* [EXTRACTED MATERIAL]
───
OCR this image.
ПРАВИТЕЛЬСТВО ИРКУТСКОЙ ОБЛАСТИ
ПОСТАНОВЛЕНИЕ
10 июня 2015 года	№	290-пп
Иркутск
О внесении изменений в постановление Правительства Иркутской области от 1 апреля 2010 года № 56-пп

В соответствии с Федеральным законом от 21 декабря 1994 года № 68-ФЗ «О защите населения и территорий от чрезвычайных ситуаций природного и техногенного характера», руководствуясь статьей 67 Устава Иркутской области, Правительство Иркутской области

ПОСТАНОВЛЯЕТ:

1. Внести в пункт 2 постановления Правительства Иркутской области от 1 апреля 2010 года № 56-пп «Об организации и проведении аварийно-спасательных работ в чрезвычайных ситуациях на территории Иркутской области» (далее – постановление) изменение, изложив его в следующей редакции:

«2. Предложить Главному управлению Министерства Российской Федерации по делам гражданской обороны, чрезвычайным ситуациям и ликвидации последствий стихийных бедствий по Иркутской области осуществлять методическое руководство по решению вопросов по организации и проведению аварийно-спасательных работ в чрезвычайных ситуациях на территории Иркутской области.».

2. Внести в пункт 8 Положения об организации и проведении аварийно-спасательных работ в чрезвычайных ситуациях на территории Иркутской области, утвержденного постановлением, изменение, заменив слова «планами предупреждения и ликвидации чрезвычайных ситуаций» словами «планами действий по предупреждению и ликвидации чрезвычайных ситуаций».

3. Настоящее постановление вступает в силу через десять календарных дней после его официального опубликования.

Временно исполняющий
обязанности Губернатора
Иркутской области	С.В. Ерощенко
───
* [YOUR TASK] Reproduce every line from the entries that holds the word "организации".

* [SOLUTION FOR THIS PROBLEM]
1. Внести в пункт 2 постановления Правительства Иркутской области от 1 апреля 2010 года № 56-пп «Об организации и проведении аварийно-спасательных работ в чрезвычайных ситуациях на территории Иркутской области» (далее – постановление) изменение, изложив его в следующей редакции:
«2. Предложить Главному управлению Министерства Российской Федерации по делам гражданской обороны, чрезвычайным ситуациям и ликвидации последствий стихийных бедствий по Иркутской области осуществлять методическое руководство по решению вопросов по организации и проведению аварийно-спасательных работ в чрезвычайных ситуациях на территории Иркутской области.».
2. Внести в пункт 8 Положения об организации и проведении аварийно-спасательных работ в чрезвычайных ситуациях на территории Иркутской области, утвержденного постановлением, изменение, заменив слова «планами предупреждения и ликвидации чрезвычайных ситуаций» словами «планами действий по предупреждению и ликвидации чрезвычайных ситуаций».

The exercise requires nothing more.